• [WHAT IS ASKED]
Below is a listing. Gather each line of it that contains "Pump".

• [TASK INPUTS]
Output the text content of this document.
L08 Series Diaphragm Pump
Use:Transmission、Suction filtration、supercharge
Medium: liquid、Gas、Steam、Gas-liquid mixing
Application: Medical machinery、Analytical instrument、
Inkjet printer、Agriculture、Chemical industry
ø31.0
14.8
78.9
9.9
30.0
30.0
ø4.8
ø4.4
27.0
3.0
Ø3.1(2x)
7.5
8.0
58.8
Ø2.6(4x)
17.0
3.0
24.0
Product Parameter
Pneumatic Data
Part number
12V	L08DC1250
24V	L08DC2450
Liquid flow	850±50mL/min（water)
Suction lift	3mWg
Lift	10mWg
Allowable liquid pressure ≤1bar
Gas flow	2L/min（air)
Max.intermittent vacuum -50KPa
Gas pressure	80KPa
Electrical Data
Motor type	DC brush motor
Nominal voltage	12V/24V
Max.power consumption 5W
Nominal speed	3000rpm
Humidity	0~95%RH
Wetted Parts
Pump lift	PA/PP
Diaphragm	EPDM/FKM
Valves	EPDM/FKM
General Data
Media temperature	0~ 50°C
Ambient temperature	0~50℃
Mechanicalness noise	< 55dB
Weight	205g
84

• [RESPONSE]
L08 Series Diaphragm Pump
Pump lift	PA/PP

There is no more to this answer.